-- DATASET ENTRIES --
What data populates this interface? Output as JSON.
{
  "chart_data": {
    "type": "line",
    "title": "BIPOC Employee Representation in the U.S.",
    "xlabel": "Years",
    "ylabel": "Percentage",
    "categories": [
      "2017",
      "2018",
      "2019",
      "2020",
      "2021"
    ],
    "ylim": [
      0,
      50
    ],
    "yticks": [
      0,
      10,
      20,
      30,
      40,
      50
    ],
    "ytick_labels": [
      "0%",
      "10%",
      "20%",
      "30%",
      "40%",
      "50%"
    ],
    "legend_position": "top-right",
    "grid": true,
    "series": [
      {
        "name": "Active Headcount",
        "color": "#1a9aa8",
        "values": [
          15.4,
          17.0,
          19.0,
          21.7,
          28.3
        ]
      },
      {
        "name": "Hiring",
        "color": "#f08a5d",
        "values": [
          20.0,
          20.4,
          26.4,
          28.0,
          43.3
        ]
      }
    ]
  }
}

-- GOAL --
Pull out each record as written and restate it exactly.

-- EXERCISE RESULT --
What data populates this interface? Output as JSON.
{
  "chart_data": {
    "type": "line",
    "title": "BIPOC Employee Representation in the U.S.",
    "xlabel": "Years",
    "ylabel": "Percentage",
    "categories": [
      "2017",
      "2018",
      "2019",
      "2020",
      "2021"
    ],
    "ylim": [
      0,
      50
    ],
    "yticks": [
      0,
      10,
      20,
      30,
      40,
      50
    ],
    "ytick_labels": [
      "0%",
      "10%",
      "20%",
      "30%",
      "40%",
      "50%"
    ],
    "legend_position": "top-right",
    "grid": true,
    "series": [
      {
        "name": "Active Headcount",
        "color": "#1a9aa8",
        "values": [
          15.4,
          17.0,
          19.0,
          21.7,
          28.3
        ]
      },
      {
        "name": "Hiring",
        "color": "#f08a5d",
        "values": [
          20.0,
          20.4,
          26.4,
          28.0,
          43.3
        ]
      }
    ]
  }
}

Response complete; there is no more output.